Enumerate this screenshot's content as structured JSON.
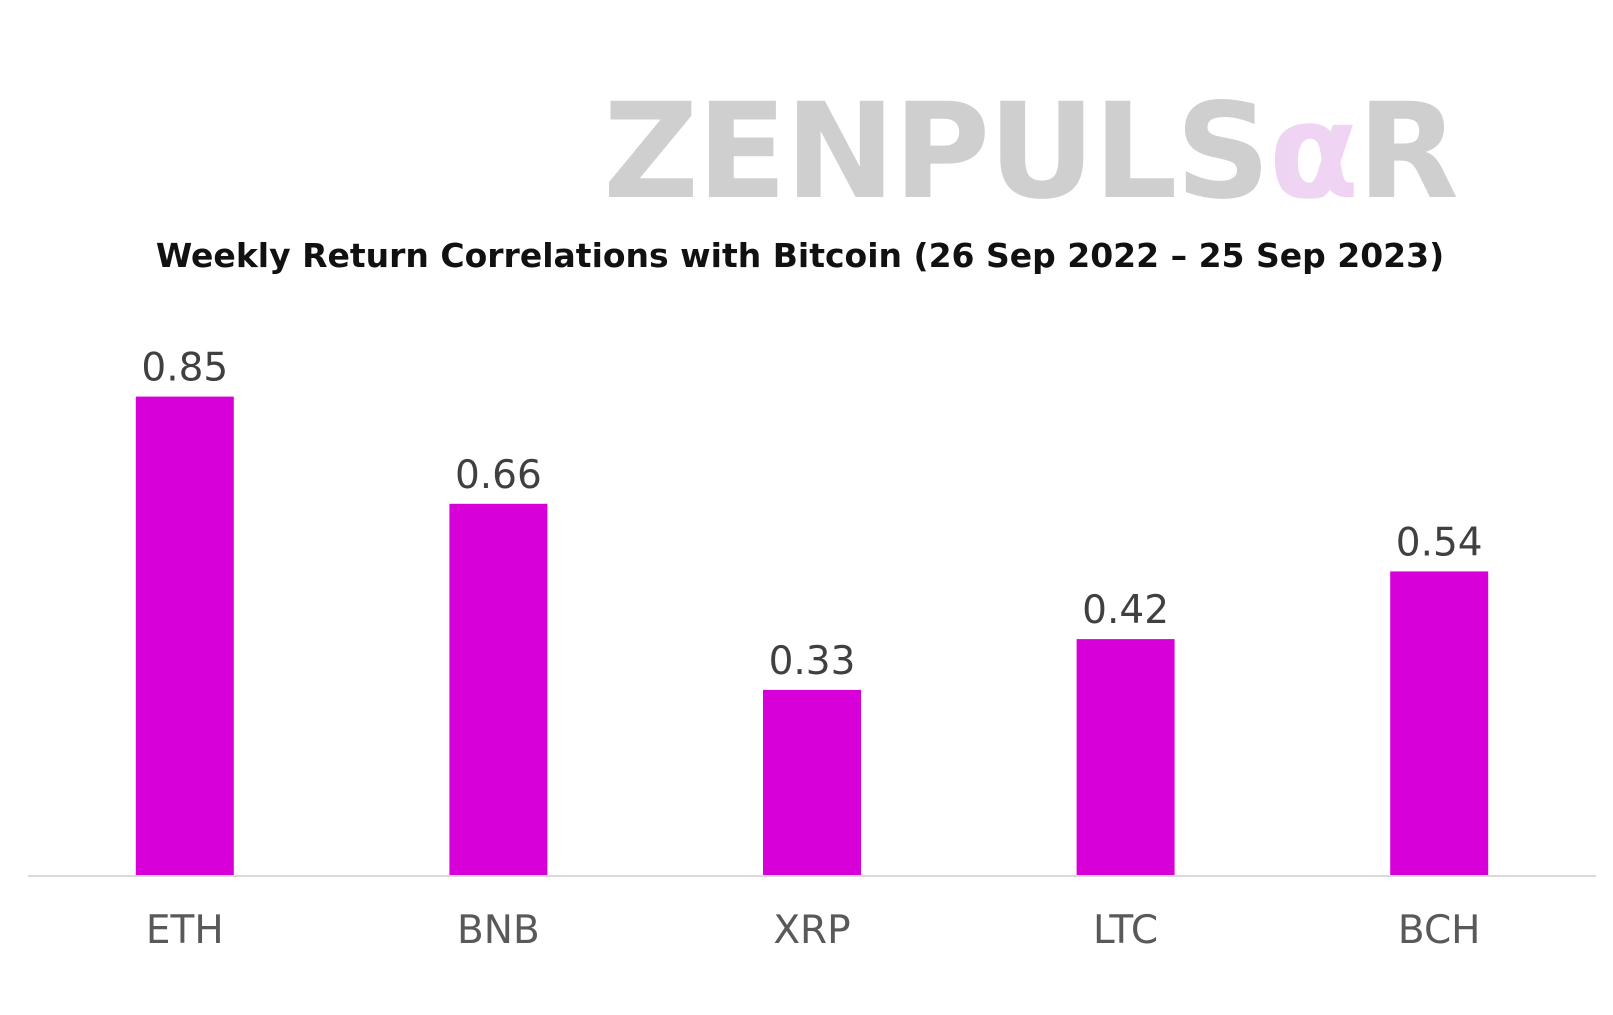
{
  "logo": {
    "text": "ZENPULSαR",
    "prefix": "ZENPULS",
    "accent": "α",
    "suffix": "R",
    "text_color": "#cfcfcf",
    "accent_colors": [
      "#d9dcf7",
      "#f4d2f2"
    ]
  },
  "chart_data": {
    "type": "bar",
    "title": "Weekly Return Correlations with Bitcoin (26 Sep 2022 – 25 Sep 2023)",
    "categories": [
      "ETH",
      "BNB",
      "XRP",
      "LTC",
      "BCH"
    ],
    "values": [
      0.85,
      0.66,
      0.33,
      0.42,
      0.54
    ],
    "value_labels": [
      "0.85",
      "0.66",
      "0.33",
      "0.42",
      "0.54"
    ],
    "xlabel": "",
    "ylabel": "",
    "ylim": [
      0,
      1
    ],
    "grid": false,
    "legend": "none",
    "bar_color": "#d800d8",
    "axis_color": "#d9d9d9"
  }
}
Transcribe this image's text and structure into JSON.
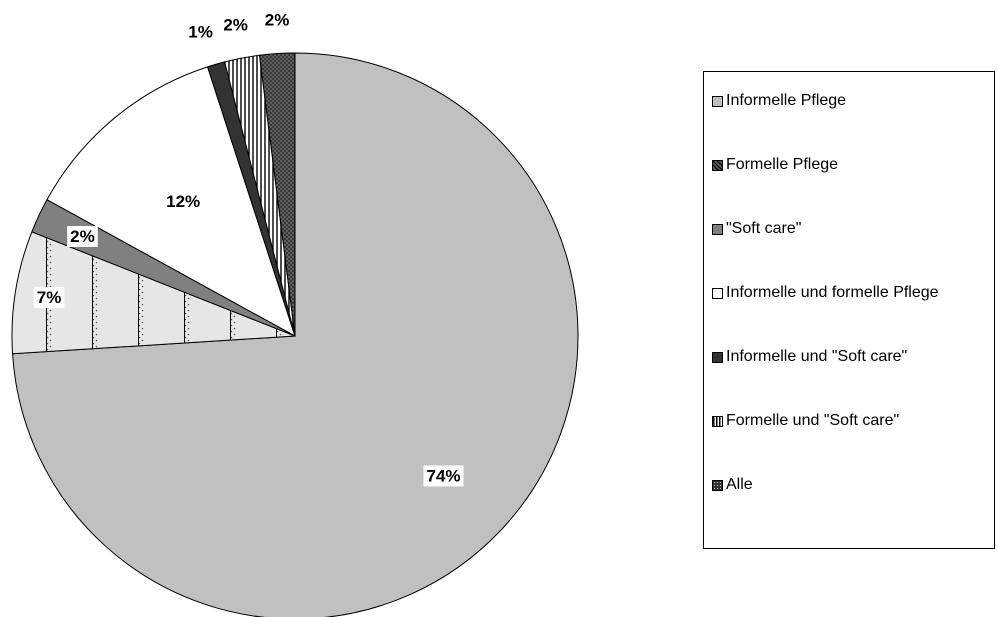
{
  "chart_data": {
    "type": "pie",
    "title": "",
    "slices": [
      {
        "label": "Informelle Pflege",
        "value": 74,
        "display": "74%",
        "fill": "#c0c0c0",
        "pattern": "solid"
      },
      {
        "label": "Formelle Pflege",
        "value": 7,
        "display": "7%",
        "fill": "#e0e0e0",
        "pattern": "dots-hatch"
      },
      {
        "label": "\"Soft care\"",
        "value": 2,
        "display": "2%",
        "fill": "#808080",
        "pattern": "solid"
      },
      {
        "label": "Informelle und formelle Pflege",
        "value": 12,
        "display": "12%",
        "fill": "#ffffff",
        "pattern": "solid"
      },
      {
        "label": "Informelle und \"Soft care\"",
        "value": 1,
        "display": "1%",
        "fill": "#333333",
        "pattern": "solid"
      },
      {
        "label": "Formelle und \"Soft care\"",
        "value": 2,
        "display": "2%",
        "fill": "#ffffff",
        "pattern": "vertical-lines"
      },
      {
        "label": "Alle",
        "value": 2,
        "display": "2%",
        "fill": "#333333",
        "pattern": "dots"
      }
    ],
    "legend": [
      "Informelle Pflege",
      "Formelle Pflege",
      "\"Soft care\"",
      "Informelle und formelle Pflege",
      "Informelle und \"Soft care\"",
      "Formelle und \"Soft care\"",
      "Alle"
    ],
    "legend_position": "right",
    "start": "12 o'clock",
    "direction": "clockwise"
  }
}
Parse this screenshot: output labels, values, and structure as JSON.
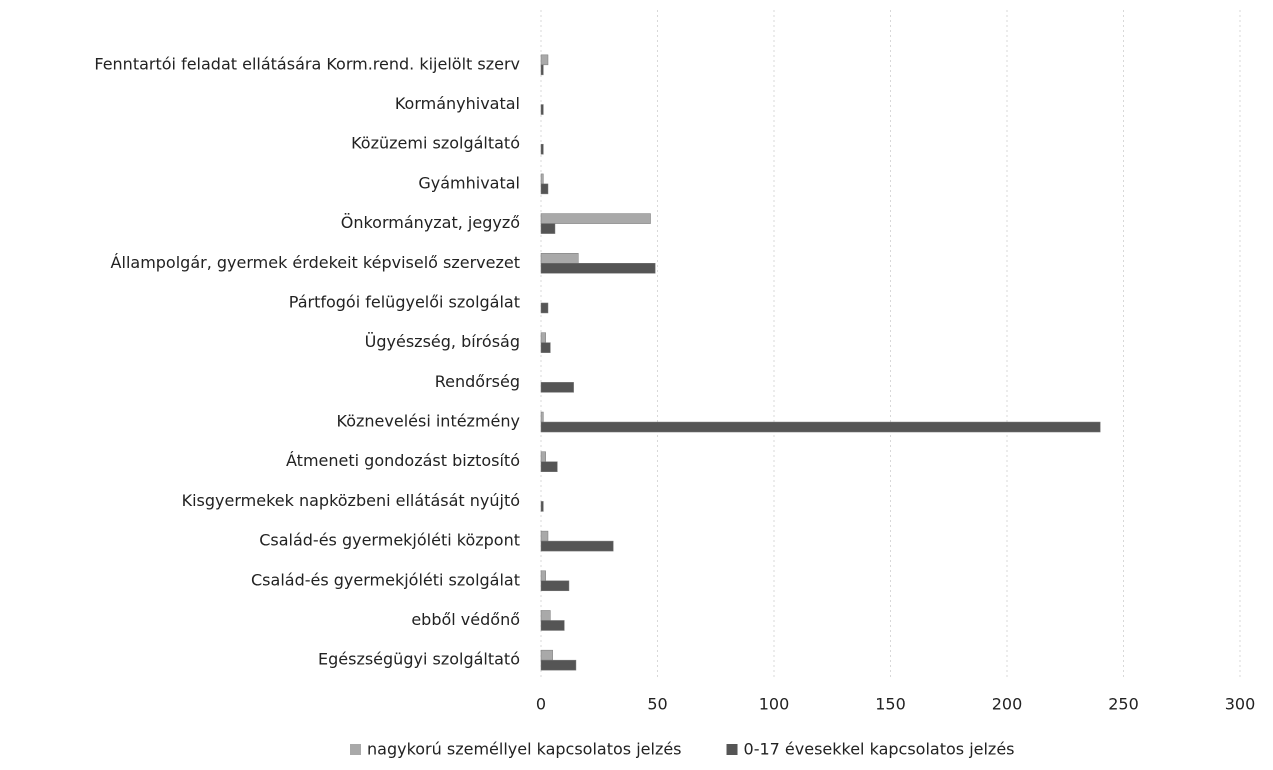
{
  "chart_data": {
    "type": "barh",
    "categories": [
      "Fenntartói feladat ellátására Korm.rend. kijelölt szerv",
      "Kormányhivatal",
      "Közüzemi szolgáltató",
      "Gyámhivatal",
      "Önkormányzat, jegyző",
      "Állampolgár, gyermek érdekeit képviselő szervezet",
      "Pártfogói felügyelői szolgálat",
      "Ügyészség, bíróság",
      "Rendőrség",
      "Köznevelési intézmény",
      "Átmeneti gondozást biztosító",
      "Kisgyermekek napközbeni ellátását nyújtó",
      "Család-és gyermekjóléti központ",
      "Család-és gyermekjóléti szolgálat",
      "ebből védőnő",
      "Egészségügyi szolgáltató"
    ],
    "series": [
      {
        "name": "nagykorú személlyel kapcsolatos jelzés",
        "color": "#a9a9a9",
        "values": [
          3,
          0,
          0,
          1,
          47,
          16,
          0,
          2,
          0,
          1,
          2,
          0,
          3,
          2,
          4,
          5
        ]
      },
      {
        "name": "0-17 évesekkel kapcsolatos jelzés",
        "color": "#555555",
        "values": [
          1,
          1,
          1,
          3,
          6,
          49,
          3,
          4,
          14,
          240,
          7,
          1,
          31,
          12,
          10,
          15
        ]
      }
    ],
    "xlim": [
      0,
      300
    ],
    "xticks": [
      0,
      50,
      100,
      150,
      200,
      250,
      300
    ],
    "grid": true,
    "legend": "bottom"
  }
}
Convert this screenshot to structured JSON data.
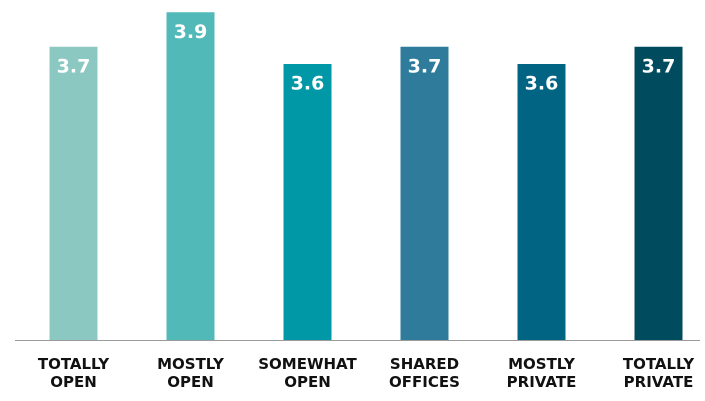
{
  "chart_data": {
    "type": "bar",
    "categories": [
      "TOTALLY OPEN",
      "MOSTLY OPEN",
      "SOMEWHAT OPEN",
      "SHARED OFFICES",
      "MOSTLY PRIVATE",
      "TOTALLY PRIVATE"
    ],
    "values": [
      3.7,
      3.9,
      3.6,
      3.7,
      3.6,
      3.7
    ],
    "colors": [
      "#8cc8c2",
      "#52b9b9",
      "#0098a6",
      "#2e7b9b",
      "#006482",
      "#004b5e"
    ],
    "ylim": [
      2,
      4
    ]
  }
}
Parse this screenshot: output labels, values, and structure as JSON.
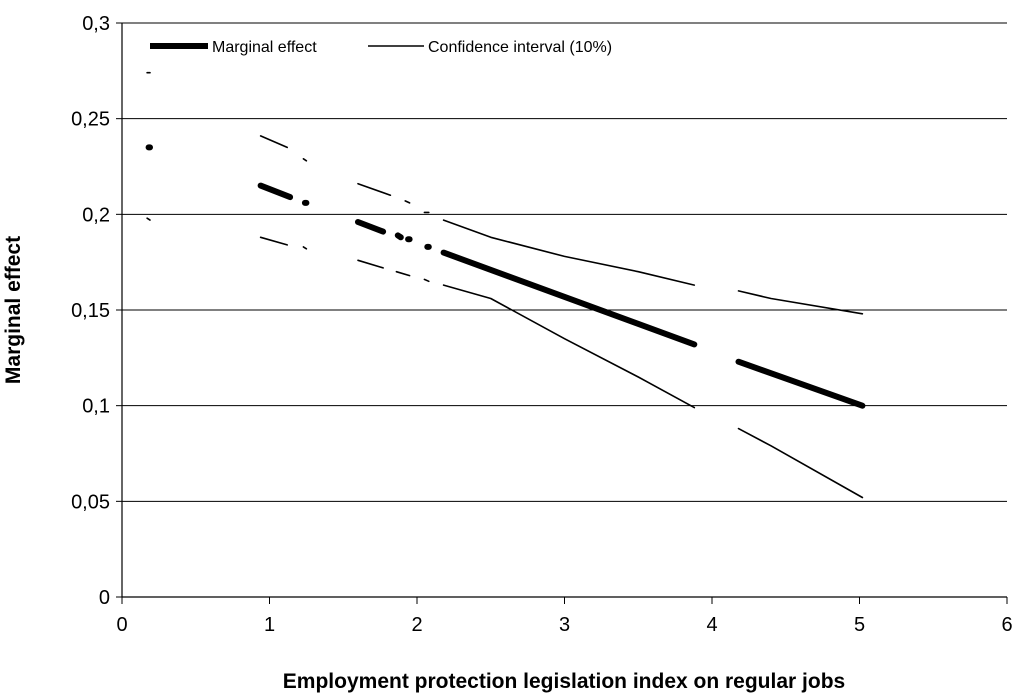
{
  "chart_data": {
    "type": "line",
    "title": "",
    "xlabel": "Employment protection legislation index on regular jobs",
    "ylabel": "Marginal effect",
    "xlim": [
      0,
      6
    ],
    "ylim": [
      0,
      0.3
    ],
    "x_ticks": [
      "0",
      "1",
      "2",
      "3",
      "4",
      "5",
      "6"
    ],
    "y_ticks": [
      "0",
      "0,05",
      "0,1",
      "0,15",
      "0,2",
      "0,25",
      "0,3"
    ],
    "grid": "horizontal",
    "legend_position": "top-left",
    "series": [
      {
        "name": "Marginal effect",
        "style": "thick",
        "segments": [
          [
            [
              0.18,
              0.235
            ],
            [
              0.19,
              0.235
            ]
          ],
          [
            [
              0.94,
              0.215
            ],
            [
              1.14,
              0.209
            ]
          ],
          [
            [
              1.24,
              0.206
            ],
            [
              1.25,
              0.206
            ]
          ],
          [
            [
              1.6,
              0.196
            ],
            [
              1.77,
              0.191
            ]
          ],
          [
            [
              1.87,
              0.189
            ],
            [
              1.89,
              0.188
            ]
          ],
          [
            [
              1.94,
              0.187
            ],
            [
              1.95,
              0.187
            ]
          ],
          [
            [
              2.07,
              0.183
            ],
            [
              2.08,
              0.183
            ]
          ],
          [
            [
              2.18,
              0.18
            ],
            [
              3.88,
              0.132
            ]
          ],
          [
            [
              4.18,
              0.123
            ],
            [
              5.02,
              0.1
            ]
          ]
        ]
      },
      {
        "name": "Confidence interval (10%)",
        "style": "thin",
        "segments": [
          [
            [
              0.17,
              0.274
            ],
            [
              0.19,
              0.274
            ]
          ],
          [
            [
              0.94,
              0.241
            ],
            [
              1.12,
              0.235
            ]
          ],
          [
            [
              1.23,
              0.229
            ],
            [
              1.25,
              0.228
            ]
          ],
          [
            [
              1.6,
              0.216
            ],
            [
              1.82,
              0.21
            ]
          ],
          [
            [
              1.92,
              0.207
            ],
            [
              1.95,
              0.206
            ]
          ],
          [
            [
              2.05,
              0.201
            ],
            [
              2.08,
              0.201
            ]
          ],
          [
            [
              2.18,
              0.197
            ],
            [
              2.5,
              0.188
            ],
            [
              3.0,
              0.178
            ],
            [
              3.5,
              0.17
            ],
            [
              3.88,
              0.163
            ]
          ],
          [
            [
              4.18,
              0.16
            ],
            [
              4.4,
              0.156
            ],
            [
              5.02,
              0.148
            ]
          ],
          [
            [
              0.17,
              0.198
            ],
            [
              0.19,
              0.197
            ]
          ],
          [
            [
              0.94,
              0.188
            ],
            [
              1.12,
              0.184
            ]
          ],
          [
            [
              1.23,
              0.183
            ],
            [
              1.25,
              0.182
            ]
          ],
          [
            [
              1.6,
              0.176
            ],
            [
              1.77,
              0.172
            ]
          ],
          [
            [
              1.86,
              0.17
            ],
            [
              1.95,
              0.168
            ]
          ],
          [
            [
              2.05,
              0.166
            ],
            [
              2.08,
              0.165
            ]
          ],
          [
            [
              2.18,
              0.163
            ],
            [
              2.5,
              0.156
            ],
            [
              3.0,
              0.135
            ],
            [
              3.5,
              0.115
            ],
            [
              3.88,
              0.099
            ]
          ],
          [
            [
              4.18,
              0.088
            ],
            [
              4.4,
              0.079
            ],
            [
              5.02,
              0.052
            ]
          ]
        ]
      }
    ]
  }
}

----------------

** Exercise task **
Track down every line of the material containing the string "structured", and copy it.

** Reply **
Enumerate this screenshot's content as structured JSON.
Convert this screenshot to structured JSON data.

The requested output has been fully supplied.